» **Work to complete**
Give the data below again, word for word.
───── Input for this task
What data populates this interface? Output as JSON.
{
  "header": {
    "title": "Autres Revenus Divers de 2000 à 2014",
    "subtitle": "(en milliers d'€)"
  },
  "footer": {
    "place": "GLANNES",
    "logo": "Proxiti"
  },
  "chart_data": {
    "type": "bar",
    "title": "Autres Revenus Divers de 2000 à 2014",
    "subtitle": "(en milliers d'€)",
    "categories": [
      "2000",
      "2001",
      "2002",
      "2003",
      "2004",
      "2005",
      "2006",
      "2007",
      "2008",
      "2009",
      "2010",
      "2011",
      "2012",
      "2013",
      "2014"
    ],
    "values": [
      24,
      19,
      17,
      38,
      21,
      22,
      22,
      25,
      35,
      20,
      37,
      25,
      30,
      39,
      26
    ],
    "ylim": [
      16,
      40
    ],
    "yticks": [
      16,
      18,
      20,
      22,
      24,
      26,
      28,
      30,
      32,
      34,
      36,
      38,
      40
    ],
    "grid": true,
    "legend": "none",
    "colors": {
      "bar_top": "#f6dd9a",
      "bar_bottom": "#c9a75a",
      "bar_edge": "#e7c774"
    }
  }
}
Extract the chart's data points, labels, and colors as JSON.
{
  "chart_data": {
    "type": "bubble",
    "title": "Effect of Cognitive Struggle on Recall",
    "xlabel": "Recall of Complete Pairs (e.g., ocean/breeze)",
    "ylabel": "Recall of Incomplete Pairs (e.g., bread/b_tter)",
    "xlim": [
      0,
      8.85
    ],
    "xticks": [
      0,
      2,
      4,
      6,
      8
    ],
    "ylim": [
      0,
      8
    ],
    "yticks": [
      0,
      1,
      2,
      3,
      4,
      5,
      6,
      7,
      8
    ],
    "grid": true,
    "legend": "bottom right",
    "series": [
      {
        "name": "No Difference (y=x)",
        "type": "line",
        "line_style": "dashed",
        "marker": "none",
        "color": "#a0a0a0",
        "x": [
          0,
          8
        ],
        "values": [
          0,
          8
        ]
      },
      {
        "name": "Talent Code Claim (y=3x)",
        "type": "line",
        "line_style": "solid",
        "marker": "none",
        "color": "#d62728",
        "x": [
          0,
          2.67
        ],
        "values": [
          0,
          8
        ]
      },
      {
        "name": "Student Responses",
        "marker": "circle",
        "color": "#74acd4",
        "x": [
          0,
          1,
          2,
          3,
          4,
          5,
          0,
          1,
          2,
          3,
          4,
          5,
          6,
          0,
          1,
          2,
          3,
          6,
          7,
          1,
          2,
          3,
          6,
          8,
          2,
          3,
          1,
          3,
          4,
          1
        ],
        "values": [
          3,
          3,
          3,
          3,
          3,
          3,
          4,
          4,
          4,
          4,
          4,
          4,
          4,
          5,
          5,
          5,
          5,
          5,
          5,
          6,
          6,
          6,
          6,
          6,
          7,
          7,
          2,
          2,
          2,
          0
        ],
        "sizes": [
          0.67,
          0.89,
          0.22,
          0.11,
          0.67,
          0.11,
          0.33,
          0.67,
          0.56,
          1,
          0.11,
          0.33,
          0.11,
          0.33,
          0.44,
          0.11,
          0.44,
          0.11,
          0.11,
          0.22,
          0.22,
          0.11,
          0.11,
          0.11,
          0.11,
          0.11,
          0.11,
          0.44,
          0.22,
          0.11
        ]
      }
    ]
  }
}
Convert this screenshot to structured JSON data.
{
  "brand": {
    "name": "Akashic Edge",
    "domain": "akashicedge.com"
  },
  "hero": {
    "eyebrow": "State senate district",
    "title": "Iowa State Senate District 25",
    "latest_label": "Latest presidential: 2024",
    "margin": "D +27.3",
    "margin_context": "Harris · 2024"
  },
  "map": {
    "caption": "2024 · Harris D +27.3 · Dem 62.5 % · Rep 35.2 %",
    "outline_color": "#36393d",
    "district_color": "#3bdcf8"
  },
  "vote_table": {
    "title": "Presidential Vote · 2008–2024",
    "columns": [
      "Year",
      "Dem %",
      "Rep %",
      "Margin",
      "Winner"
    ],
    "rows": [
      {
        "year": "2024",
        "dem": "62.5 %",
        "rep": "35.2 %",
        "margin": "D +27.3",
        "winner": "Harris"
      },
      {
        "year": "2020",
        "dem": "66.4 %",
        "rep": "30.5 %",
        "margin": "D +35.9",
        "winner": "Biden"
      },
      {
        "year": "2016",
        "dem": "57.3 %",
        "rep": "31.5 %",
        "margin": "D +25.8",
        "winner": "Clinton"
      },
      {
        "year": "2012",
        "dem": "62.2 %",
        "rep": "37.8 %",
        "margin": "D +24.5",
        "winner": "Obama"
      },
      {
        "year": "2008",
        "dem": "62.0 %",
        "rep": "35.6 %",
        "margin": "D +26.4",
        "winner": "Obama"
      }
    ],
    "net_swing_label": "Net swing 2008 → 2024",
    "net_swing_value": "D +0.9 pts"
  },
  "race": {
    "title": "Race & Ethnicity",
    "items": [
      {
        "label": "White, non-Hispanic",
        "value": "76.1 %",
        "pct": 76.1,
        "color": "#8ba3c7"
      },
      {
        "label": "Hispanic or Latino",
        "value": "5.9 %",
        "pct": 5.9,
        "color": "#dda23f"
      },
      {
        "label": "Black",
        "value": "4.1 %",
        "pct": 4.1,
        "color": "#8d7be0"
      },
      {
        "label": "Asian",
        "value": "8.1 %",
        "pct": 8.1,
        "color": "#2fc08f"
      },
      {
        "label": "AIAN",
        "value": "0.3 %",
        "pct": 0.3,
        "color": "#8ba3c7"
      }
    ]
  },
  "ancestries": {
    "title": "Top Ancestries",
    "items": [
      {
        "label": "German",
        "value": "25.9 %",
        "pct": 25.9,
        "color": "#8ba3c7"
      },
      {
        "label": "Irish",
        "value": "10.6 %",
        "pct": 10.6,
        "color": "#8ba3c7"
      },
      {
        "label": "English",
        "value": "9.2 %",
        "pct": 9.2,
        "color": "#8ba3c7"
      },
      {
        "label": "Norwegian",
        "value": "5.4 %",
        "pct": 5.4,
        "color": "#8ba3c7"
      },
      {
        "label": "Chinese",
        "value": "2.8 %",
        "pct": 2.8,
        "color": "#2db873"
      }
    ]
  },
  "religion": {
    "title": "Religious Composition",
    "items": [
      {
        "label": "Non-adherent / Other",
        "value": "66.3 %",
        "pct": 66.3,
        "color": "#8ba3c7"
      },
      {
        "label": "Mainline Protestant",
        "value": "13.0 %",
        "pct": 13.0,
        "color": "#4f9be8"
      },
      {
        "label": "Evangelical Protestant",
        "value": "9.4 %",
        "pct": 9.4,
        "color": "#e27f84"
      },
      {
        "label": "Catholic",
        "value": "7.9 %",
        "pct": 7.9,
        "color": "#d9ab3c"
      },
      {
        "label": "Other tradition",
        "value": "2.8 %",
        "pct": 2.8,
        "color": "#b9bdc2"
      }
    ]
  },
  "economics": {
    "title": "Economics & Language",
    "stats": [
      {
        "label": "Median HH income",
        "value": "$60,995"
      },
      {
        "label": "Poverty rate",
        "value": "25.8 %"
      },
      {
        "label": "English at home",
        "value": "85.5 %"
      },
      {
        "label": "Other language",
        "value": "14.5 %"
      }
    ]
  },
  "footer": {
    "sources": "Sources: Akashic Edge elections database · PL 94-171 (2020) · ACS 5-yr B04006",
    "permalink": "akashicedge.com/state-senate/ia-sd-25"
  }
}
──────────
» **Result of the task**
What data populates this interface? Output as JSON.
{
  "header": {
    "title": "Autres Revenus Divers de 2000 à 2014",
    "subtitle": "(en milliers d'€)"
  },
  "footer": {
    "place": "GLANNES",
    "logo": "Proxiti"
  },
  "chart_data": {
    "type": "bar",
    "title": "Autres Revenus Divers de 2000 à 2014",
    "subtitle": "(en milliers d'€)",
    "categories": [
      "2000",
      "2001",
      "2002",
      "2003",
      "2004",
      "2005",
      "2006",
      "2007",
      "2008",
      "2009",
      "2010",
      "2011",
      "2012",
      "2013",
      "2014"
    ],
    "values": [
      24,
      19,
      17,
      38,
      21,
      22,
      22,
      25,
      35,
      20,
      37,
      25,
      30,
      39,
      26
    ],
    "ylim": [
      16,
      40
    ],
    "yticks": [
      16,
      18,
      20,
      22,
      24,
      26,
      28,
      30,
      32,
      34,
      36,
      38,
      40
    ],
    "grid": true,
    "legend": "none",
    "colors": {
      "bar_top": "#f6dd9a",
      "bar_bottom": "#c9a75a",
      "bar_edge": "#e7c774"
    }
  }
}
Extract the chart's data points, labels, and colors as JSON.
{
  "chart_data": {
    "type": "bubble",
    "title": "Effect of Cognitive Struggle on Recall",
    "xlabel": "Recall of Complete Pairs (e.g., ocean/breeze)",
    "ylabel": "Recall of Incomplete Pairs (e.g., bread/b_tter)",
    "xlim": [
      0,
      8.85
    ],
    "xticks": [
      0,
      2,
      4,
      6,
      8
    ],
    "ylim": [
      0,
      8
    ],
    "yticks": [
      0,
      1,
      2,
      3,
      4,
      5,
      6,
      7,
      8
    ],
    "grid": true,
    "legend": "bottom right",
    "series": [
      {
        "name": "No Difference (y=x)",
        "type": "line",
        "line_style": "dashed",
        "marker": "none",
        "color": "#a0a0a0",
        "x": [
          0,
          8
        ],
        "values": [
          0,
          8
        ]
      },
      {
        "name": "Talent Code Claim (y=3x)",
        "type": "line",
        "line_style": "solid",
        "marker": "none",
        "color": "#d62728",
        "x": [
          0,
          2.67
        ],
        "values": [
          0,
          8
        ]
      },
      {
        "name": "Student Responses",
        "marker": "circle",
        "color": "#74acd4",
        "x": [
          0,
          1,
          2,
          3,
          4,
          5,
          0,
          1,
          2,
          3,
          4,
          5,
          6,
          0,
          1,
          2,
          3,
          6,
          7,
          1,
          2,
          3,
          6,
          8,
          2,
          3,
          1,
          3,
          4,
          1
        ],
        "values": [
          3,
          3,
          3,
          3,
          3,
          3,
          4,
          4,
          4,
          4,
          4,
          4,
          4,
          5,
          5,
          5,
          5,
          5,
          5,
          6,
          6,
          6,
          6,
          6,
          7,
          7,
          2,
          2,
          2,
          0
        ],
        "sizes": [
          0.67,
          0.89,
          0.22,
          0.11,
          0.67,
          0.11,
          0.33,
          0.67,
          0.56,
          1,
          0.11,
          0.33,
          0.11,
          0.33,
          0.44,
          0.11,
          0.44,
          0.11,
          0.11,
          0.22,
          0.22,
          0.11,
          0.11,
          0.11,
          0.11,
          0.11,
          0.11,
          0.44,
          0.22,
          0.11
        ]
      }
    ]
  }
}
Convert this screenshot to structured JSON data.
{
  "brand": {
    "name": "Akashic Edge",
    "domain": "akashicedge.com"
  },
  "hero": {
    "eyebrow": "State senate district",
    "title": "Iowa State Senate District 25",
    "latest_label": "Latest presidential: 2024",
    "margin": "D +27.3",
    "margin_context": "Harris · 2024"
  },
  "map": {
    "caption": "2024 · Harris D +27.3 · Dem 62.5 % · Rep 35.2 %",
    "outline_color": "#36393d",
    "district_color": "#3bdcf8"
  },
  "vote_table": {
    "title": "Presidential Vote · 2008–2024",
    "columns": [
      "Year",
      "Dem %",
      "Rep %",
      "Margin",
      "Winner"
    ],
    "rows": [
      {
        "year": "2024",
        "dem": "62.5 %",
        "rep": "35.2 %",
        "margin": "D +27.3",
        "winner": "Harris"
      },
      {
        "year": "2020",
        "dem": "66.4 %",
        "rep": "30.5 %",
        "margin": "D +35.9",
        "winner": "Biden"
      },
      {
        "year": "2016",
        "dem": "57.3 %",
        "rep": "31.5 %",
        "margin": "D +25.8",
        "winner": "Clinton"
      },
      {
        "year": "2012",
        "dem": "62.2 %",
        "rep": "37.8 %",
        "margin": "D +24.5",
        "winner": "Obama"
      },
      {
        "year": "2008",
        "dem": "62.0 %",
        "rep": "35.6 %",
        "margin": "D +26.4",
        "winner": "Obama"
      }
    ],
    "net_swing_label": "Net swing 2008 → 2024",
    "net_swing_value": "D +0.9 pts"
  },
  "race": {
    "title": "Race & Ethnicity",
    "items": [
      {
        "label": "White, non-Hispanic",
        "value": "76.1 %",
        "pct": 76.1,
        "color": "#8ba3c7"
      },
      {
        "label": "Hispanic or Latino",
        "value": "5.9 %",
        "pct": 5.9,
        "color": "#dda23f"
      },
      {
        "label": "Black",
        "value": "4.1 %",
        "pct": 4.1,
        "color": "#8d7be0"
      },
      {
        "label": "Asian",
        "value": "8.1 %",
        "pct": 8.1,
        "color": "#2fc08f"
      },
      {
        "label": "AIAN",
        "value": "0.3 %",
        "pct": 0.3,
        "color": "#8ba3c7"
      }
    ]
  },
  "ancestries": {
    "title": "Top Ancestries",
    "items": [
      {
        "label": "German",
        "value": "25.9 %",
        "pct": 25.9,
        "color": "#8ba3c7"
      },
      {
        "label": "Irish",
        "value": "10.6 %",
        "pct": 10.6,
        "color": "#8ba3c7"
      },
      {
        "label": "English",
        "value": "9.2 %",
        "pct": 9.2,
        "color": "#8ba3c7"
      },
      {
        "label": "Norwegian",
        "value": "5.4 %",
        "pct": 5.4,
        "color": "#8ba3c7"
      },
      {
        "label": "Chinese",
        "value": "2.8 %",
        "pct": 2.8,
        "color": "#2db873"
      }
    ]
  },
  "religion": {
    "title": "Religious Composition",
    "items": [
      {
        "label": "Non-adherent / Other",
        "value": "66.3 %",
        "pct": 66.3,
        "color": "#8ba3c7"
      },
      {
        "label": "Mainline Protestant",
        "value": "13.0 %",
        "pct": 13.0,
        "color": "#4f9be8"
      },
      {
        "label": "Evangelical Protestant",
        "value": "9.4 %",
        "pct": 9.4,
        "color": "#e27f84"
      },
      {
        "label": "Catholic",
        "value": "7.9 %",
        "pct": 7.9,
        "color": "#d9ab3c"
      },
      {
        "label": "Other tradition",
        "value": "2.8 %",
        "pct": 2.8,
        "color": "#b9bdc2"
      }
    ]
  },
  "economics": {
    "title": "Economics & Language",
    "stats": [
      {
        "label": "Median HH income",
        "value": "$60,995"
      },
      {
        "label": "Poverty rate",
        "value": "25.8 %"
      },
      {
        "label": "English at home",
        "value": "85.5 %"
      },
      {
        "label": "Other language",
        "value": "14.5 %"
      }
    ]
  },
  "footer": {
    "sources": "Sources: Akashic Edge elections database · PL 94-171 (2020) · ACS 5-yr B04006",
    "permalink": "akashicedge.com/state-senate/ia-sd-25"
  }
}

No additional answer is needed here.